> [SOURCE DATA]:

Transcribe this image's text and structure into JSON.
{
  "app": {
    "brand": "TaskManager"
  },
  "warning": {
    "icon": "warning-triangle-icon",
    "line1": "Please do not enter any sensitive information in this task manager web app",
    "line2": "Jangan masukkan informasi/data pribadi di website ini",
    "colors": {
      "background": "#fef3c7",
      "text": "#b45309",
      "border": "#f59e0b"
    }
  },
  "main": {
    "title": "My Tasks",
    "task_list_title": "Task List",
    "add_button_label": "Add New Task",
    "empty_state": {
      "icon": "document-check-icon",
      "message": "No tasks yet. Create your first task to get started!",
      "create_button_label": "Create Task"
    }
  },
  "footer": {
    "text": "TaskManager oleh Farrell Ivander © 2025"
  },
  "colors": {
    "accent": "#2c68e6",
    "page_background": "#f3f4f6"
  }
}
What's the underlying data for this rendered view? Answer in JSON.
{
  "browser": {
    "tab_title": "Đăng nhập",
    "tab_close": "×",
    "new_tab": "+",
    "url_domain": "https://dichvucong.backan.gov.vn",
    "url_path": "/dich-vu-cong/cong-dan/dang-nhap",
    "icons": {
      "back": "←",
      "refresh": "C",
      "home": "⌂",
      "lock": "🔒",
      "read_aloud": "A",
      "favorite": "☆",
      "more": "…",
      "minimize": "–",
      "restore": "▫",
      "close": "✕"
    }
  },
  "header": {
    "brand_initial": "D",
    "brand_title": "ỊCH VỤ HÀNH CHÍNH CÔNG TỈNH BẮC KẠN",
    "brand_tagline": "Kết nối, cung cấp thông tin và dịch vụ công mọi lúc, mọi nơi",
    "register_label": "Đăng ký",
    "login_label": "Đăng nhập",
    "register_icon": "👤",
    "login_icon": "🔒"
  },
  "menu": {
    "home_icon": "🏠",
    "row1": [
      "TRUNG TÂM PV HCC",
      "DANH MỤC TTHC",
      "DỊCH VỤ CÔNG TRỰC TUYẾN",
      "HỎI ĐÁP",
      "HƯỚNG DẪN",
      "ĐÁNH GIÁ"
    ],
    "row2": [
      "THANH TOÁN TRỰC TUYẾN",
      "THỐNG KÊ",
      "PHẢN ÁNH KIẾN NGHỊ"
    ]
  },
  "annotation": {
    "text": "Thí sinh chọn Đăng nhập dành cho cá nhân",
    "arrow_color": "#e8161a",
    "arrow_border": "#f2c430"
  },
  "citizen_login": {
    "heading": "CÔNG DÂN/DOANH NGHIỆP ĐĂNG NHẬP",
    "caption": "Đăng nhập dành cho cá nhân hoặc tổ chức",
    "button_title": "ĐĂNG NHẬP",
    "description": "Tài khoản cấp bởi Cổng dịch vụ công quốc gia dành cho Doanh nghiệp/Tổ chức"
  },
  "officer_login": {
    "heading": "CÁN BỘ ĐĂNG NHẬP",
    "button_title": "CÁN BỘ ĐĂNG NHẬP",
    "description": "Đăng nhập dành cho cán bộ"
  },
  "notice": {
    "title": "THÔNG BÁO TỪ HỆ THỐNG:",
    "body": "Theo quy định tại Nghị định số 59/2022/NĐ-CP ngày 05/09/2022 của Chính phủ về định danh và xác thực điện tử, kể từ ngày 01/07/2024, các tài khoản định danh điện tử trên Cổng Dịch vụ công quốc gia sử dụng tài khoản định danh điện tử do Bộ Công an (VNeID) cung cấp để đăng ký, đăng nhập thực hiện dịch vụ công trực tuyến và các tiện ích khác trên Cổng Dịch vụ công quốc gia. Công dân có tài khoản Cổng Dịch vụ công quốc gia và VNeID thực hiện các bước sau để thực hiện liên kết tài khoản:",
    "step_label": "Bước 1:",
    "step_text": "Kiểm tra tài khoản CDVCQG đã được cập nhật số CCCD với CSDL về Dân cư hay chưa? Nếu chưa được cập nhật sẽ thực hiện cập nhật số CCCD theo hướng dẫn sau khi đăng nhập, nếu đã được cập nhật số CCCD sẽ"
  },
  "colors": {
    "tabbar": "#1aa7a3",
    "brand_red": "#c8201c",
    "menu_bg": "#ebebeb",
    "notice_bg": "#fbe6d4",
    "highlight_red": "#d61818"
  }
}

> [GIVEN PROBLEM]: Find and copy each line above that includes the string "nhân".

> [WORKED ANSWER]:
    "text": "Thí sinh chọn Đăng nhập dành cho cá nhân",
    "caption": "Đăng nhập dành cho cá nhân hoặc tổ chức",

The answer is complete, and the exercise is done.